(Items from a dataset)
[Start]
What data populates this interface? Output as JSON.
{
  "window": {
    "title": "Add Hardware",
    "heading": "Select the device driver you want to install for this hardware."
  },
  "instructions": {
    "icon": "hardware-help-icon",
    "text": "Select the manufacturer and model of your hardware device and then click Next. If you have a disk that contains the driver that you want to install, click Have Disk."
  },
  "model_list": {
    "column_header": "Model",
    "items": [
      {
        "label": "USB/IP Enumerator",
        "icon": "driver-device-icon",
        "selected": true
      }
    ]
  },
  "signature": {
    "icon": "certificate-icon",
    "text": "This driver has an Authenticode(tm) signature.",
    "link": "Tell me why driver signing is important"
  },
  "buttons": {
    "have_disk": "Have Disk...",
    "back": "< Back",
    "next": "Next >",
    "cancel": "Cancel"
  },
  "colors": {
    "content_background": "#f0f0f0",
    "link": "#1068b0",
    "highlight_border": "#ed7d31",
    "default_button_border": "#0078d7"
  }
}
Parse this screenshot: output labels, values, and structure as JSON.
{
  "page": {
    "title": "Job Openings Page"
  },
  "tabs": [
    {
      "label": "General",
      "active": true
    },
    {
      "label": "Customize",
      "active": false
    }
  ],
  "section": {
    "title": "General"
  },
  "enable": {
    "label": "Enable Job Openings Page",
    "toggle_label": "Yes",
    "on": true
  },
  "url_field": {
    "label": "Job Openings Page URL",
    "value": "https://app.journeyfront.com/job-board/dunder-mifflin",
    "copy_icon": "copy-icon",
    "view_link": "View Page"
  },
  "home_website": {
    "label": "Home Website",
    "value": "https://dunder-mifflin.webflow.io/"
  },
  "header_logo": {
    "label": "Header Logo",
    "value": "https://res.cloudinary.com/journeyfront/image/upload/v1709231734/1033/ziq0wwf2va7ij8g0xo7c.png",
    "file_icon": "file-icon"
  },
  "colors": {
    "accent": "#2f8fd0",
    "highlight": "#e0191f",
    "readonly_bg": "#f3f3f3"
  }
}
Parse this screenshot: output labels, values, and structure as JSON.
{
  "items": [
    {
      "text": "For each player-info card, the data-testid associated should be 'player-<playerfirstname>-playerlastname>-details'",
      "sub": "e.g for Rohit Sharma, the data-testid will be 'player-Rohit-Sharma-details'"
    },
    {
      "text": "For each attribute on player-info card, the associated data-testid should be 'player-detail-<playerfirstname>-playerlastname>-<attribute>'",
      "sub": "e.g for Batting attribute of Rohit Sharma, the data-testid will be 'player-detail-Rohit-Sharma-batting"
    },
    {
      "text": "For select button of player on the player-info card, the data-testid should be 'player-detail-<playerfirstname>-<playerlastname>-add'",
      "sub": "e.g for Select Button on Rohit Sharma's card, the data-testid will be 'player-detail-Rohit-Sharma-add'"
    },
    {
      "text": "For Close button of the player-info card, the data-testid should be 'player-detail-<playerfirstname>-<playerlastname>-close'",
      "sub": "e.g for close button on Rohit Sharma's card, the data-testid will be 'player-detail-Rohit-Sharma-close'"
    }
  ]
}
[End]
§ **WORK TO BE COMPLETED**
Reproduce the data in its entirety, matching each character.

§ **EXERCISE ANSWER**
What data populates this interface? Output as JSON.
{
  "window": {
    "title": "Add Hardware",
    "heading": "Select the device driver you want to install for this hardware."
  },
  "instructions": {
    "icon": "hardware-help-icon",
    "text": "Select the manufacturer and model of your hardware device and then click Next. If you have a disk that contains the driver that you want to install, click Have Disk."
  },
  "model_list": {
    "column_header": "Model",
    "items": [
      {
        "label": "USB/IP Enumerator",
        "icon": "driver-device-icon",
        "selected": true
      }
    ]
  },
  "signature": {
    "icon": "certificate-icon",
    "text": "This driver has an Authenticode(tm) signature.",
    "link": "Tell me why driver signing is important"
  },
  "buttons": {
    "have_disk": "Have Disk...",
    "back": "< Back",
    "next": "Next >",
    "cancel": "Cancel"
  },
  "colors": {
    "content_background": "#f0f0f0",
    "link": "#1068b0",
    "highlight_border": "#ed7d31",
    "default_button_border": "#0078d7"
  }
}
Parse this screenshot: output labels, values, and structure as JSON.
{
  "page": {
    "title": "Job Openings Page"
  },
  "tabs": [
    {
      "label": "General",
      "active": true
    },
    {
      "label": "Customize",
      "active": false
    }
  ],
  "section": {
    "title": "General"
  },
  "enable": {
    "label": "Enable Job Openings Page",
    "toggle_label": "Yes",
    "on": true
  },
  "url_field": {
    "label": "Job Openings Page URL",
    "value": "https://app.journeyfront.com/job-board/dunder-mifflin",
    "copy_icon": "copy-icon",
    "view_link": "View Page"
  },
  "home_website": {
    "label": "Home Website",
    "value": "https://dunder-mifflin.webflow.io/"
  },
  "header_logo": {
    "label": "Header Logo",
    "value": "https://res.cloudinary.com/journeyfront/image/upload/v1709231734/1033/ziq0wwf2va7ij8g0xo7c.png",
    "file_icon": "file-icon"
  },
  "colors": {
    "accent": "#2f8fd0",
    "highlight": "#e0191f",
    "readonly_bg": "#f3f3f3"
  }
}
Parse this screenshot: output labels, values, and structure as JSON.
{
  "items": [
    {
      "text": "For each player-info card, the data-testid associated should be 'player-<playerfirstname>-playerlastname>-details'",
      "sub": "e.g for Rohit Sharma, the data-testid will be 'player-Rohit-Sharma-details'"
    },
    {
      "text": "For each attribute on player-info card, the associated data-testid should be 'player-detail-<playerfirstname>-playerlastname>-<attribute>'",
      "sub": "e.g for Batting attribute of Rohit Sharma, the data-testid will be 'player-detail-Rohit-Sharma-batting"
    },
    {
      "text": "For select button of player on the player-info card, the data-testid should be 'player-detail-<playerfirstname>-<playerlastname>-add'",
      "sub": "e.g for Select Button on Rohit Sharma's card, the data-testid will be 'player-detail-Rohit-Sharma-add'"
    },
    {
      "text": "For Close button of the player-info card, the data-testid should be 'player-detail-<playerfirstname>-<playerlastname>-close'",
      "sub": "e.g for close button on Rohit Sharma's card, the data-testid will be 'player-detail-Rohit-Sharma-close'"
    }
  ]
}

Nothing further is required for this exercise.